▶ **PROVIDED MATERIAL**
========

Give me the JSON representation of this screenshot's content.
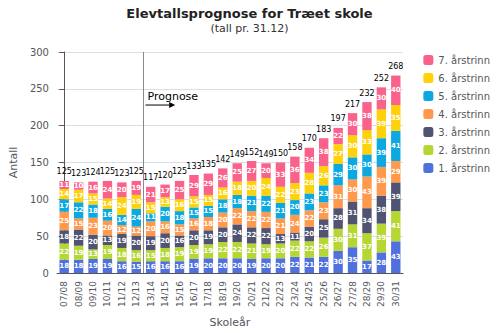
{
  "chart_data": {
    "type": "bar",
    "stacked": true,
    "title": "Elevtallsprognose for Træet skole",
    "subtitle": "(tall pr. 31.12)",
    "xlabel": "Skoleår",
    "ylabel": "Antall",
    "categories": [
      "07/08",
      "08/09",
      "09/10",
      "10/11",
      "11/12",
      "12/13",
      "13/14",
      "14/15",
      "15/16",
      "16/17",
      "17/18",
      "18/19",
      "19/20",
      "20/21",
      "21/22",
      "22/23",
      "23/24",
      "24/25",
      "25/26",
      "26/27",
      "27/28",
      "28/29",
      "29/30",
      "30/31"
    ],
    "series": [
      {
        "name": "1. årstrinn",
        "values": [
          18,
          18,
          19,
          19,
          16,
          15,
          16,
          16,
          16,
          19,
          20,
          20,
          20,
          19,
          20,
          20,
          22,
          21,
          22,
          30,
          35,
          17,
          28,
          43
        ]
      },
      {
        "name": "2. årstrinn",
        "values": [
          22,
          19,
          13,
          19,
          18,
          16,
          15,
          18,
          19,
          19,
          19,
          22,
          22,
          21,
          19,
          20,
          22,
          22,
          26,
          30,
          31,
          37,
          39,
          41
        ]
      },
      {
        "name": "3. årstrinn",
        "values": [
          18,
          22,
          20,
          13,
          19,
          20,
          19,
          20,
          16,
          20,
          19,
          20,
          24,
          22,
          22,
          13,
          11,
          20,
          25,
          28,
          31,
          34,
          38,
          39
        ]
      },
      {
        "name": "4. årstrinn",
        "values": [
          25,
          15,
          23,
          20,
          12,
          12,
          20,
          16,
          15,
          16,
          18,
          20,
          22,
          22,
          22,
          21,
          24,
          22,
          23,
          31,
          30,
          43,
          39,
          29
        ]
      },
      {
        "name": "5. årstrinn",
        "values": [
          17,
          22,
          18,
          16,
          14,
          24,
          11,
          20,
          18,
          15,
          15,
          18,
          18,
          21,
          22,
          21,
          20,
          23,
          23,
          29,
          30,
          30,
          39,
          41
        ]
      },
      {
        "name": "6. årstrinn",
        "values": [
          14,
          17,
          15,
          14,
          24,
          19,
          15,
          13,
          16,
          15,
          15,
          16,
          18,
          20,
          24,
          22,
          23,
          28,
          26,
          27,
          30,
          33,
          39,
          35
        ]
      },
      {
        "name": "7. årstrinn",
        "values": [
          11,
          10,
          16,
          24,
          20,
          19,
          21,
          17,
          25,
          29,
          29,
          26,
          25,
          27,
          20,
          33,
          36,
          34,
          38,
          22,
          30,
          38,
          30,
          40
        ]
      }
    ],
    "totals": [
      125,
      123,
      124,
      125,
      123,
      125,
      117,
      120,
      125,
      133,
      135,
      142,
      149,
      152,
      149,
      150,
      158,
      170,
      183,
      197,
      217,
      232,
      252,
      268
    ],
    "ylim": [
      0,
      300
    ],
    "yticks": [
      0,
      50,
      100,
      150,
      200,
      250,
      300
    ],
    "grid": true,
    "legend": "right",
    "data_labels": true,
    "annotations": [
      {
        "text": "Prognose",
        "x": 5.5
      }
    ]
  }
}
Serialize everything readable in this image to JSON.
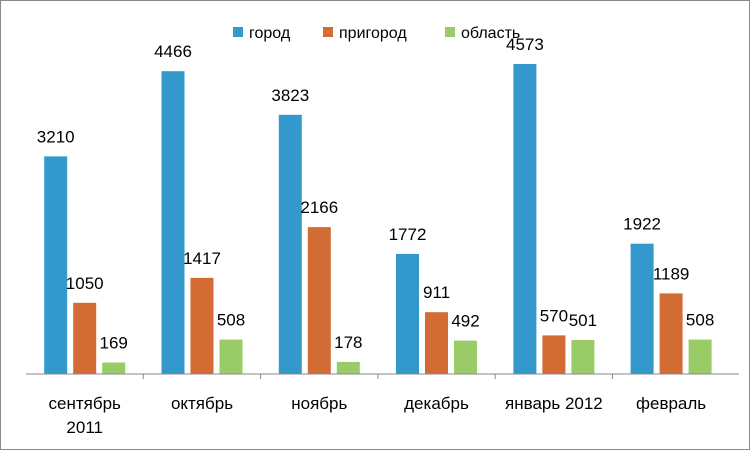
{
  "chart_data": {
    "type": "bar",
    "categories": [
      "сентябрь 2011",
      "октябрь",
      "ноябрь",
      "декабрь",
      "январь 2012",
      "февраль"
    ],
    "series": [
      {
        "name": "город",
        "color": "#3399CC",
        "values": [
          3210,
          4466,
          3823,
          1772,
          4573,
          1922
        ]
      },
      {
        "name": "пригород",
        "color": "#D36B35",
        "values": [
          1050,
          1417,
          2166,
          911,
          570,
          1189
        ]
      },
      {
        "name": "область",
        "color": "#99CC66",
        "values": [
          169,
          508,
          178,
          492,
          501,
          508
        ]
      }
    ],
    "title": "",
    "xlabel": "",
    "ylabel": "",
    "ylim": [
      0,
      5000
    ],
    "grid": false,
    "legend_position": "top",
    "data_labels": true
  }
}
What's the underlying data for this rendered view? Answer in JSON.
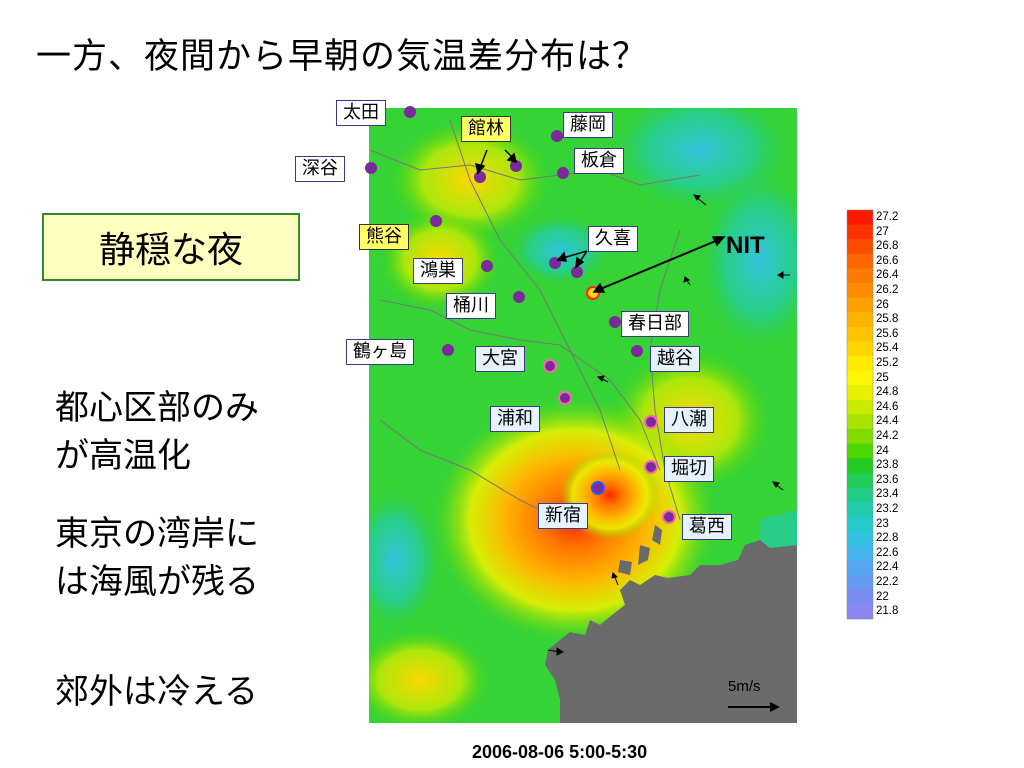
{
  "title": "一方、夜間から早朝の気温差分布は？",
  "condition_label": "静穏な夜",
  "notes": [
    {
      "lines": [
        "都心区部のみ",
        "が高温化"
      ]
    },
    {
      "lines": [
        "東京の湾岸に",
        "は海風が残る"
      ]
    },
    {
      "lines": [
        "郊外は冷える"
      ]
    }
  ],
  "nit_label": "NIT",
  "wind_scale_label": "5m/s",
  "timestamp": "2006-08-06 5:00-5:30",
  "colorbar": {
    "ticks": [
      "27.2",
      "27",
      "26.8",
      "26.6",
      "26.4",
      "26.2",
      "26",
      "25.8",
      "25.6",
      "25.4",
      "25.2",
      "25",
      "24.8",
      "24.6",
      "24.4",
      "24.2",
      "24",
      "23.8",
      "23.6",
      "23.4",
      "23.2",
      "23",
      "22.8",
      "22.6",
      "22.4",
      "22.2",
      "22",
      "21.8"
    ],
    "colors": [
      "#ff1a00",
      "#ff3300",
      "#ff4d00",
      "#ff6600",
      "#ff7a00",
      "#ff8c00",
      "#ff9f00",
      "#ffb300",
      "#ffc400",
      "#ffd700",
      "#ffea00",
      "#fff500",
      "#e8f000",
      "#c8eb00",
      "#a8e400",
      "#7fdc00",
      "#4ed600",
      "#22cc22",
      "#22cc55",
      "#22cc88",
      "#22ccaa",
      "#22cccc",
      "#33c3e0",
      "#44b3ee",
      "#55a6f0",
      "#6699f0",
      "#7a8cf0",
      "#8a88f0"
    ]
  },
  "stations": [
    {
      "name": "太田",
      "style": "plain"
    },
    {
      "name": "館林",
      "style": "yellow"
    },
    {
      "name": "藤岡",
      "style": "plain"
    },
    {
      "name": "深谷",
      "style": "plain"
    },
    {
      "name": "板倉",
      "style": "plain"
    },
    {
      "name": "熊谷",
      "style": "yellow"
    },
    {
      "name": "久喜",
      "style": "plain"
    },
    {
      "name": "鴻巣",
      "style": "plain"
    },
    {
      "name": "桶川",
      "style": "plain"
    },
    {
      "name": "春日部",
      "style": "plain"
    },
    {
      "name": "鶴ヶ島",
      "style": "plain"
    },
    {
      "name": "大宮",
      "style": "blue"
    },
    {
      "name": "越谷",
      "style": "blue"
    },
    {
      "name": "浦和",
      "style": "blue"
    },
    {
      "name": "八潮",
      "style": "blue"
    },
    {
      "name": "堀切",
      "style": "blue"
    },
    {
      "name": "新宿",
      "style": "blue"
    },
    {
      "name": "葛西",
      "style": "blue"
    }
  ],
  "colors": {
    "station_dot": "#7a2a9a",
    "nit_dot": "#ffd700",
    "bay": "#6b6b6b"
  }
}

========

▶ **EXERCISE OBJECTIVE**
Reproduce every record above exactly, but leave out the pictures.

▶ **COMPLETE OUTPUT**
Give me the JSON representation of this screenshot's content.
{
  "chart_data": {
    "type": "bar",
    "stacked": true,
    "title": "Elevtallsprognose for Træet skole",
    "subtitle": "(tall pr. 31.12)",
    "xlabel": "Skoleår",
    "ylabel": "Antall",
    "categories": [
      "07/08",
      "08/09",
      "09/10",
      "10/11",
      "11/12",
      "12/13",
      "13/14",
      "14/15",
      "15/16",
      "16/17",
      "17/18",
      "18/19",
      "19/20",
      "20/21",
      "21/22",
      "22/23",
      "23/24",
      "24/25",
      "25/26",
      "26/27",
      "27/28",
      "28/29",
      "29/30",
      "30/31"
    ],
    "series": [
      {
        "name": "1. årstrinn",
        "values": [
          18,
          18,
          19,
          19,
          16,
          15,
          16,
          16,
          16,
          19,
          20,
          20,
          20,
          19,
          20,
          20,
          22,
          21,
          22,
          30,
          35,
          17,
          28,
          43
        ]
      },
      {
        "name": "2. årstrinn",
        "values": [
          22,
          19,
          13,
          19,
          18,
          16,
          15,
          18,
          19,
          19,
          19,
          22,
          22,
          21,
          19,
          20,
          22,
          22,
          26,
          30,
          31,
          37,
          39,
          41
        ]
      },
      {
        "name": "3. årstrinn",
        "values": [
          18,
          22,
          20,
          13,
          19,
          20,
          19,
          20,
          16,
          20,
          19,
          20,
          24,
          22,
          22,
          13,
          11,
          20,
          25,
          28,
          31,
          34,
          38,
          39
        ]
      },
      {
        "name": "4. årstrinn",
        "values": [
          25,
          15,
          23,
          20,
          12,
          12,
          20,
          16,
          15,
          16,
          18,
          20,
          22,
          22,
          22,
          21,
          24,
          22,
          23,
          31,
          30,
          43,
          39,
          29
        ]
      },
      {
        "name": "5. årstrinn",
        "values": [
          17,
          22,
          18,
          16,
          14,
          24,
          11,
          20,
          18,
          15,
          15,
          18,
          18,
          21,
          22,
          21,
          20,
          23,
          23,
          29,
          30,
          30,
          39,
          41
        ]
      },
      {
        "name": "6. årstrinn",
        "values": [
          14,
          17,
          15,
          14,
          24,
          19,
          15,
          13,
          16,
          15,
          15,
          16,
          18,
          20,
          24,
          22,
          23,
          28,
          26,
          27,
          30,
          33,
          39,
          35
        ]
      },
      {
        "name": "7. årstrinn",
        "values": [
          11,
          10,
          16,
          24,
          20,
          19,
          21,
          17,
          25,
          29,
          29,
          26,
          25,
          27,
          20,
          33,
          36,
          34,
          38,
          22,
          30,
          38,
          30,
          40
        ]
      }
    ],
    "totals": [
      125,
      123,
      124,
      125,
      123,
      125,
      117,
      120,
      125,
      133,
      135,
      142,
      149,
      152,
      149,
      150,
      158,
      170,
      183,
      197,
      217,
      232,
      252,
      268
    ],
    "ylim": [
      0,
      300
    ],
    "yticks": [
      0,
      50,
      100,
      150,
      200,
      250,
      300
    ],
    "grid": true,
    "legend": "right",
    "data_labels": true,
    "annotations": [
      {
        "text": "Prognose",
        "x": 5.5
      }
    ]
  }
}
Serialize everything readable in this image to JSON.
{
  "chart_data": {
    "type": "bar",
    "categories": [
      "сентябрь 2011",
      "октябрь",
      "ноябрь",
      "декабрь",
      "январь 2012",
      "февраль"
    ],
    "series": [
      {
        "name": "город",
        "color": "#3399CC",
        "values": [
          3210,
          4466,
          3823,
          1772,
          4573,
          1922
        ]
      },
      {
        "name": "пригород",
        "color": "#D36B35",
        "values": [
          1050,
          1417,
          2166,
          911,
          570,
          1189
        ]
      },
      {
        "name": "область",
        "color": "#99CC66",
        "values": [
          169,
          508,
          178,
          492,
          501,
          508
        ]
      }
    ],
    "title": "",
    "xlabel": "",
    "ylabel": "",
    "ylim": [
      0,
      5000
    ],
    "grid": false,
    "legend_position": "top",
    "data_labels": true
  }
}
What's the underlying data for this rendered view? Answer in JSON.
{
  "title": "一方、夜間から早朝の気温差分布は？",
  "condition_label": "静穏な夜",
  "notes": [
    {
      "lines": [
        "都心区部のみ",
        "が高温化"
      ]
    },
    {
      "lines": [
        "東京の湾岸に",
        "は海風が残る"
      ]
    },
    {
      "lines": [
        "郊外は冷える"
      ]
    }
  ],
  "nit_label": "NIT",
  "wind_scale_label": "5m/s",
  "timestamp": "2006-08-06 5:00-5:30",
  "colorbar": {
    "ticks": [
      "27.2",
      "27",
      "26.8",
      "26.6",
      "26.4",
      "26.2",
      "26",
      "25.8",
      "25.6",
      "25.4",
      "25.2",
      "25",
      "24.8",
      "24.6",
      "24.4",
      "24.2",
      "24",
      "23.8",
      "23.6",
      "23.4",
      "23.2",
      "23",
      "22.8",
      "22.6",
      "22.4",
      "22.2",
      "22",
      "21.8"
    ],
    "colors": [
      "#ff1a00",
      "#ff3300",
      "#ff4d00",
      "#ff6600",
      "#ff7a00",
      "#ff8c00",
      "#ff9f00",
      "#ffb300",
      "#ffc400",
      "#ffd700",
      "#ffea00",
      "#fff500",
      "#e8f000",
      "#c8eb00",
      "#a8e400",
      "#7fdc00",
      "#4ed600",
      "#22cc22",
      "#22cc55",
      "#22cc88",
      "#22ccaa",
      "#22cccc",
      "#33c3e0",
      "#44b3ee",
      "#55a6f0",
      "#6699f0",
      "#7a8cf0",
      "#8a88f0"
    ]
  },
  "stations": [
    {
      "name": "太田",
      "style": "plain"
    },
    {
      "name": "館林",
      "style": "yellow"
    },
    {
      "name": "藤岡",
      "style": "plain"
    },
    {
      "name": "深谷",
      "style": "plain"
    },
    {
      "name": "板倉",
      "style": "plain"
    },
    {
      "name": "熊谷",
      "style": "yellow"
    },
    {
      "name": "久喜",
      "style": "plain"
    },
    {
      "name": "鴻巣",
      "style": "plain"
    },
    {
      "name": "桶川",
      "style": "plain"
    },
    {
      "name": "春日部",
      "style": "plain"
    },
    {
      "name": "鶴ヶ島",
      "style": "plain"
    },
    {
      "name": "大宮",
      "style": "blue"
    },
    {
      "name": "越谷",
      "style": "blue"
    },
    {
      "name": "浦和",
      "style": "blue"
    },
    {
      "name": "八潮",
      "style": "blue"
    },
    {
      "name": "堀切",
      "style": "blue"
    },
    {
      "name": "新宿",
      "style": "blue"
    },
    {
      "name": "葛西",
      "style": "blue"
    }
  ],
  "colors": {
    "station_dot": "#7a2a9a",
    "nit_dot": "#ffd700",
    "bay": "#6b6b6b"
  }
}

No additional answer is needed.